### Written problem
Rewrite the records from their start through the line containing "- y-tick-label: 100: [60, 881, 100, 906]", changing "x-axis-title" to "x-axis-label" and keeping everything else the same.

### Given data
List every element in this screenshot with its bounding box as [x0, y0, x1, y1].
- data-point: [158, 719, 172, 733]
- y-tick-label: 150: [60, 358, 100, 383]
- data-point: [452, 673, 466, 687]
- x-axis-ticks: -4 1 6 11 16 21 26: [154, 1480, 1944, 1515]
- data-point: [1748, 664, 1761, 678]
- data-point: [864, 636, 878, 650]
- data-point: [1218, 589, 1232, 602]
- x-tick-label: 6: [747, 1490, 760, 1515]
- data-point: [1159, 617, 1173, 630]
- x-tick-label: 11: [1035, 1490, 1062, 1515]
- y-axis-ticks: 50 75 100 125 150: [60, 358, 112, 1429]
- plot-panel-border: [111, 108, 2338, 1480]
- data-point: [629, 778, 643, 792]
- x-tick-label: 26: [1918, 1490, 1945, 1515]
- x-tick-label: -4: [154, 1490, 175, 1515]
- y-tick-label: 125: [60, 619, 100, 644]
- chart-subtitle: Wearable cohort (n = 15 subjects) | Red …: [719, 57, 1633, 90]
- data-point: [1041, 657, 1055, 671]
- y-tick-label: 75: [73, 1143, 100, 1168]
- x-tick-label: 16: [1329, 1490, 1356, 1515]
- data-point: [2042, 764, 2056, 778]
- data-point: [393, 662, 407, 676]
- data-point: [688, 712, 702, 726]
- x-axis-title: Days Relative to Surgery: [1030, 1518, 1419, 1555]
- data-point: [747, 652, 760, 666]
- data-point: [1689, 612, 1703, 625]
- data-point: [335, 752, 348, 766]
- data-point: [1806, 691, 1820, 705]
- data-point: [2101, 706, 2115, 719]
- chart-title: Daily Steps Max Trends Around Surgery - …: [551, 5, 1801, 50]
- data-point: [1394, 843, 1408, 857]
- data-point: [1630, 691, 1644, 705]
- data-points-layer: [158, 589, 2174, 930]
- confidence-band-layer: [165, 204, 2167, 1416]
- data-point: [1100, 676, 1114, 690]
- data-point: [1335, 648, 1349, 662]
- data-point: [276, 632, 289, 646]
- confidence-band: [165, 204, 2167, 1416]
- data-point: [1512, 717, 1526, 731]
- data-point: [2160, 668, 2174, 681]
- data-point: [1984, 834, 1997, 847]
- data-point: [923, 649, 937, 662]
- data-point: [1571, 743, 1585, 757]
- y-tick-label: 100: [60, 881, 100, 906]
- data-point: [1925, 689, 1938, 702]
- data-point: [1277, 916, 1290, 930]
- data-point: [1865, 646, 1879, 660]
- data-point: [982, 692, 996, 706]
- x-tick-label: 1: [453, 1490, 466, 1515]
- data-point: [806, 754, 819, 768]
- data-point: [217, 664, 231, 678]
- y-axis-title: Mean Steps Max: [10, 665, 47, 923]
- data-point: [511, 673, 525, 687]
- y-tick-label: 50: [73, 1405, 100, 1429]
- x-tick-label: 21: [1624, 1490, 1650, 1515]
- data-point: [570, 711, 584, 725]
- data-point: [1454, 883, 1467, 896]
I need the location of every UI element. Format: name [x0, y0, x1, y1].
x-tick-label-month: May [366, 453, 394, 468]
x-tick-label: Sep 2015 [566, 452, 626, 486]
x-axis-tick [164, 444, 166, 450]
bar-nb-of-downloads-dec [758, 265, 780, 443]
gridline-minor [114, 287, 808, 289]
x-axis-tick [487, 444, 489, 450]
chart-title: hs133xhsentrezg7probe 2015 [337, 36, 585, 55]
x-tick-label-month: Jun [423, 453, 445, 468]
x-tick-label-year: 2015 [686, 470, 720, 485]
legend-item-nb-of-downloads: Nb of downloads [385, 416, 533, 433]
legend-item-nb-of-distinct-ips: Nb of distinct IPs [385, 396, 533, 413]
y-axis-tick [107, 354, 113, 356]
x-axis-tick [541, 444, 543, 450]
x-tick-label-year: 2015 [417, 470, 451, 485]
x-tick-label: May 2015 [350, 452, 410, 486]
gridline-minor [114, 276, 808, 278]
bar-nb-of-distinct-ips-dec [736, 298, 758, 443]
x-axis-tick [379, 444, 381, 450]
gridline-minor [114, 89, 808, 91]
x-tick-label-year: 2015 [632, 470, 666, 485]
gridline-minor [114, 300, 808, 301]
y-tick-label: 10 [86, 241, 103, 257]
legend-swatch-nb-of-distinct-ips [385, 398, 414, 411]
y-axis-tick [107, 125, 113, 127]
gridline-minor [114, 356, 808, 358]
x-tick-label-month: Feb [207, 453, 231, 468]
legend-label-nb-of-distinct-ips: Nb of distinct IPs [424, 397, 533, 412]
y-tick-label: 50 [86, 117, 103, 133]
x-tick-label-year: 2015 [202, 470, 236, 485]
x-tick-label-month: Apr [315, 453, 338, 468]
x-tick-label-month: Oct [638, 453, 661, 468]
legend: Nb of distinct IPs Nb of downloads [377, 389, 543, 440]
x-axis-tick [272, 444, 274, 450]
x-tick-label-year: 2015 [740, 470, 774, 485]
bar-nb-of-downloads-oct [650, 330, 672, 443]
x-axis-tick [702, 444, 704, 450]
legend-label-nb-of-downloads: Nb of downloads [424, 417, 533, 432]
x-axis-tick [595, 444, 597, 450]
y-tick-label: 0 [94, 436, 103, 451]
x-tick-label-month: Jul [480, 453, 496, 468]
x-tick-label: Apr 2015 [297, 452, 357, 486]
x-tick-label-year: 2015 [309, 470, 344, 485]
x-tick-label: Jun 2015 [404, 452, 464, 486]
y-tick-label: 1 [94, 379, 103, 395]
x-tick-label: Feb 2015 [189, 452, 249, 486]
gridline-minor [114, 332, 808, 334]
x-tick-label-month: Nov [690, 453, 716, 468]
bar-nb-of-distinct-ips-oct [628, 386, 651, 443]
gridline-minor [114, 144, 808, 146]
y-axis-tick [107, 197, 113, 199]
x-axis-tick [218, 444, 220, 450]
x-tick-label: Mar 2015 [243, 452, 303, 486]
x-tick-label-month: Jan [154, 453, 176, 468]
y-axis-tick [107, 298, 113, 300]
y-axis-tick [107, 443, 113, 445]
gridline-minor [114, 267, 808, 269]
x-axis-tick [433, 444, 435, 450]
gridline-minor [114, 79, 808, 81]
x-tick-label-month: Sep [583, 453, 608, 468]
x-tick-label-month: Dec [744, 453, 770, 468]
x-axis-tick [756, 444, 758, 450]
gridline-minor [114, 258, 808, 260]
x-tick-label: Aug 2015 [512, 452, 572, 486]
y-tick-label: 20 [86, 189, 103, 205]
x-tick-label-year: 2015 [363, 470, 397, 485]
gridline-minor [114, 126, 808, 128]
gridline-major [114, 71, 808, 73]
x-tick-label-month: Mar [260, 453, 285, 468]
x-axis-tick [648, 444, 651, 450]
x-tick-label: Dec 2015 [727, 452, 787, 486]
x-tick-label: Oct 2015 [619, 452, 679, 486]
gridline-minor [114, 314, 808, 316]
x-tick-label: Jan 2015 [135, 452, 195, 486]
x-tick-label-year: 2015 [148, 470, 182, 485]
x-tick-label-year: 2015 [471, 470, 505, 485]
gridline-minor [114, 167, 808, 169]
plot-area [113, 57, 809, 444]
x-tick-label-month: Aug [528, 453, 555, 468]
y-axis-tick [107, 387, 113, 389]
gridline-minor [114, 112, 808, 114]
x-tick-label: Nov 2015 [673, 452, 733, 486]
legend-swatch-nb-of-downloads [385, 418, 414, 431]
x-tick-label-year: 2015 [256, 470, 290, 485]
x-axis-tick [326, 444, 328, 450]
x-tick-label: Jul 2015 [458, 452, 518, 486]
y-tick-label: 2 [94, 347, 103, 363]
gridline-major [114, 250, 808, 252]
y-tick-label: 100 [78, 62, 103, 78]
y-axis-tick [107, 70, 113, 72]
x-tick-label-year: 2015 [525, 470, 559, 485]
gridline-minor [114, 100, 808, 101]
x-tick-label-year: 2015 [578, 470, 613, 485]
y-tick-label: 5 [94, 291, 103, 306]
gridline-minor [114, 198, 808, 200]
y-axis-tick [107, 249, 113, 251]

### Solution for this problem
List every element in this screenshot with its bounding box as [x0, y0, x1, y1].
- data-point: [158, 719, 172, 733]
- y-tick-label: 150: [60, 358, 100, 383]
- data-point: [452, 673, 466, 687]
- x-axis-ticks: -4 1 6 11 16 21 26: [154, 1480, 1944, 1515]
- data-point: [1748, 664, 1761, 678]
- data-point: [864, 636, 878, 650]
- data-point: [1218, 589, 1232, 602]
- x-tick-label: 6: [747, 1490, 760, 1515]
- data-point: [1159, 617, 1173, 630]
- x-tick-label: 11: [1035, 1490, 1062, 1515]
- y-axis-ticks: 50 75 100 125 150: [60, 358, 112, 1429]
- plot-panel-border: [111, 108, 2338, 1480]
- data-point: [629, 778, 643, 792]
- x-tick-label: 26: [1918, 1490, 1945, 1515]
- x-tick-label: -4: [154, 1490, 175, 1515]
- y-tick-label: 125: [60, 619, 100, 644]
- chart-subtitle: Wearable cohort (n = 15 subjects) | Red …: [719, 57, 1633, 90]
- data-point: [1041, 657, 1055, 671]
- y-tick-label: 75: [73, 1143, 100, 1168]
- x-tick-label: 16: [1329, 1490, 1356, 1515]
- data-point: [2042, 764, 2056, 778]
- data-point: [393, 662, 407, 676]
- data-point: [688, 712, 702, 726]
- x-axis-label: Days Relative to Surgery: [1030, 1518, 1419, 1555]
- data-point: [747, 652, 760, 666]
- data-point: [1689, 612, 1703, 625]
- data-point: [335, 752, 348, 766]
- data-point: [1806, 691, 1820, 705]
- data-point: [2101, 706, 2115, 719]
- chart-title: Daily Steps Max Trends Around Surgery - …: [551, 5, 1801, 50]
- data-point: [1394, 843, 1408, 857]
- data-point: [1630, 691, 1644, 705]
- data-points-layer: [158, 589, 2174, 930]
- confidence-band-layer: [165, 204, 2167, 1416]
- data-point: [1100, 676, 1114, 690]
- data-point: [1335, 648, 1349, 662]
- data-point: [276, 632, 289, 646]
- confidence-band: [165, 204, 2167, 1416]
- data-point: [1512, 717, 1526, 731]
- data-point: [2160, 668, 2174, 681]
- data-point: [1984, 834, 1997, 847]
- data-point: [923, 649, 937, 662]
- data-point: [1571, 743, 1585, 757]
- y-tick-label: 100: [60, 881, 100, 906]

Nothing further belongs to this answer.